▶ **SHORT TASK**
Using the data below, copy each line that includes the word "this".

-.-.-

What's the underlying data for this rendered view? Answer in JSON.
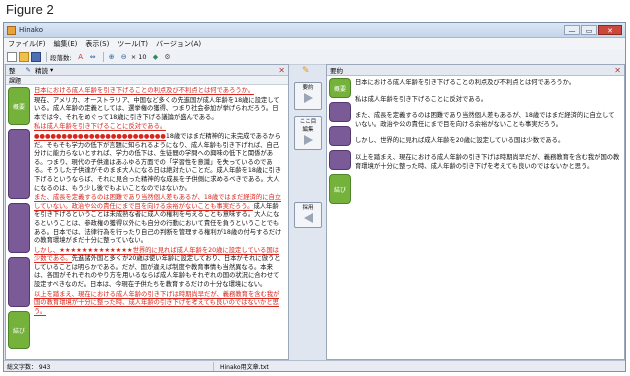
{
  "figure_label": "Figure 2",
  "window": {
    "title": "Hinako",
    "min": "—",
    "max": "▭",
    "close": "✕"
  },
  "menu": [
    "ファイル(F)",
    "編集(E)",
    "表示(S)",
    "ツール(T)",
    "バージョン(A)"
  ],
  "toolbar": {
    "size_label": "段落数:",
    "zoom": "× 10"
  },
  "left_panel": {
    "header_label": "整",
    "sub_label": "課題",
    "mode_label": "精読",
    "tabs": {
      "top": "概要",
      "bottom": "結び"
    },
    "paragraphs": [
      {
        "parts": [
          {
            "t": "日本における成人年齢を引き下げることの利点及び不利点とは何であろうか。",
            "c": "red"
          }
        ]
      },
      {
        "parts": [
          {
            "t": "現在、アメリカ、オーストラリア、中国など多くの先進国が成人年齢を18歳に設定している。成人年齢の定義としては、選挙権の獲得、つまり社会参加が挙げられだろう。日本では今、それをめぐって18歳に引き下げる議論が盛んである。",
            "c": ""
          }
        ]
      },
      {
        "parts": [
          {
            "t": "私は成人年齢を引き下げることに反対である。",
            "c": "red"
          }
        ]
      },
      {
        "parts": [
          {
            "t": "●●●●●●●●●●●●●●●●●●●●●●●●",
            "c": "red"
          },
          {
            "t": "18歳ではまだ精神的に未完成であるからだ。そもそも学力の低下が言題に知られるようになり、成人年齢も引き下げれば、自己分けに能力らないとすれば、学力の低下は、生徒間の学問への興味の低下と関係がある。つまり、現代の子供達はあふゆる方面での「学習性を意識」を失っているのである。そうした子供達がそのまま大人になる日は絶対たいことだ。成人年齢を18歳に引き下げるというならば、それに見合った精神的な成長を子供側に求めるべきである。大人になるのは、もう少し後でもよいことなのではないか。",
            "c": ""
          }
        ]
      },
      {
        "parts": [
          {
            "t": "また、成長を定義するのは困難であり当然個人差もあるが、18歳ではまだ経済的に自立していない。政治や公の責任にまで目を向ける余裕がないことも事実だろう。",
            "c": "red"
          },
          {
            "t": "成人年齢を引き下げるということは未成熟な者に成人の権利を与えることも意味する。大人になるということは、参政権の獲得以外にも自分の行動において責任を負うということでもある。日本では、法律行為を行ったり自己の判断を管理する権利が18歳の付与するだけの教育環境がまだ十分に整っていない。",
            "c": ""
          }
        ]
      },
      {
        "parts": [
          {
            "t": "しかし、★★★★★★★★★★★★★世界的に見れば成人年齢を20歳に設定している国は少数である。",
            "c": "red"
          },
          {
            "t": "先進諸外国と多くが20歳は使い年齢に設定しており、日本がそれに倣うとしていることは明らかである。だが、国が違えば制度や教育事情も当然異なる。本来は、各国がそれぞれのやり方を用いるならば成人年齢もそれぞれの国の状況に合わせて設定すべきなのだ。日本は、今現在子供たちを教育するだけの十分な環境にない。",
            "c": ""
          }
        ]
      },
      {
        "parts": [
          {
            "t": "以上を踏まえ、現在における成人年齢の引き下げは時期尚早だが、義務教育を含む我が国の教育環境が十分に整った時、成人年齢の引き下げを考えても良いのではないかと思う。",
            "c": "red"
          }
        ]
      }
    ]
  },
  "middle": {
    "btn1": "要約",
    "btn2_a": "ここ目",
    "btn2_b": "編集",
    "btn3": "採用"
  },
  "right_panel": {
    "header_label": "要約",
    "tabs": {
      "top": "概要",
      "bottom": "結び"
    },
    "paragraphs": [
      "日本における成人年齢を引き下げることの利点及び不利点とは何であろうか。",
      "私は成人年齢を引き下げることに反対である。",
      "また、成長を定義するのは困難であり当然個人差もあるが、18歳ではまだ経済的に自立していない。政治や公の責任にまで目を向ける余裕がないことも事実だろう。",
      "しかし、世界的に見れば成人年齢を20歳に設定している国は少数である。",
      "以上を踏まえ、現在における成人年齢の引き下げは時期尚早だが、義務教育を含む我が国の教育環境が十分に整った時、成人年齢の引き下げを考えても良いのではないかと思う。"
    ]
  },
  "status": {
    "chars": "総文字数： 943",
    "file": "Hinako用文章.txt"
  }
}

-.-.-

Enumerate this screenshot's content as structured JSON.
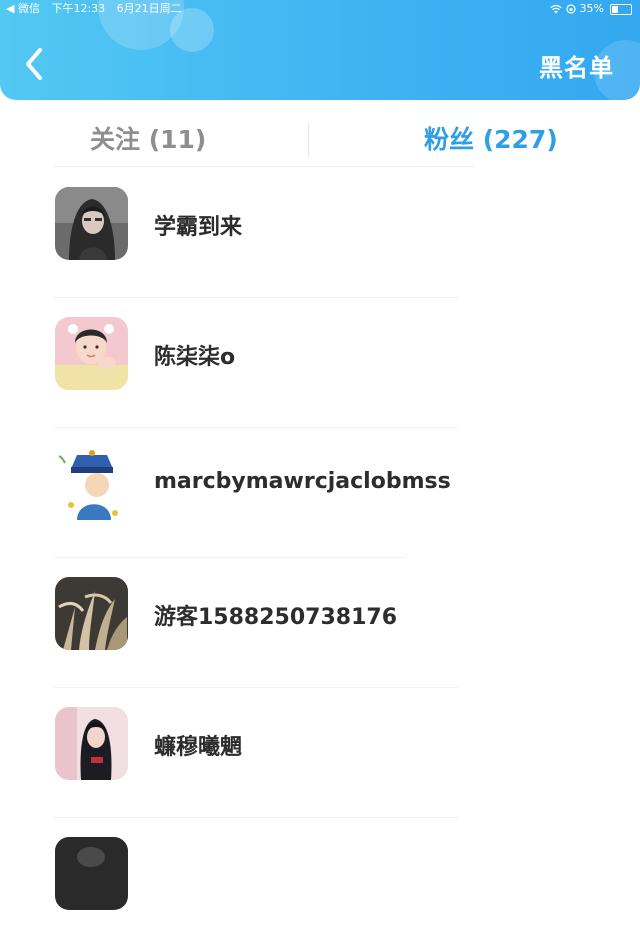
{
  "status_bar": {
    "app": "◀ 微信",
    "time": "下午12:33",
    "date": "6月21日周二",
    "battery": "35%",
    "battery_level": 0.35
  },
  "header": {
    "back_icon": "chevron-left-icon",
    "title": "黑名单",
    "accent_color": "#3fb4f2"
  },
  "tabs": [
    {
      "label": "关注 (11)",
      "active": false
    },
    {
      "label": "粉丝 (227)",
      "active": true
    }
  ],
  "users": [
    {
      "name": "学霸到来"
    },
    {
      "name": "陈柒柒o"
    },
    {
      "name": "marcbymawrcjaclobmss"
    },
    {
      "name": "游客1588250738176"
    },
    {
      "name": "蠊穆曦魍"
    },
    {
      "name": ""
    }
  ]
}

-.-.-

▶ **THE SOLUTION**
What's the underlying data for this rendered view? Answer in JSON.
Enumerate this screenshot's content as structured JSON.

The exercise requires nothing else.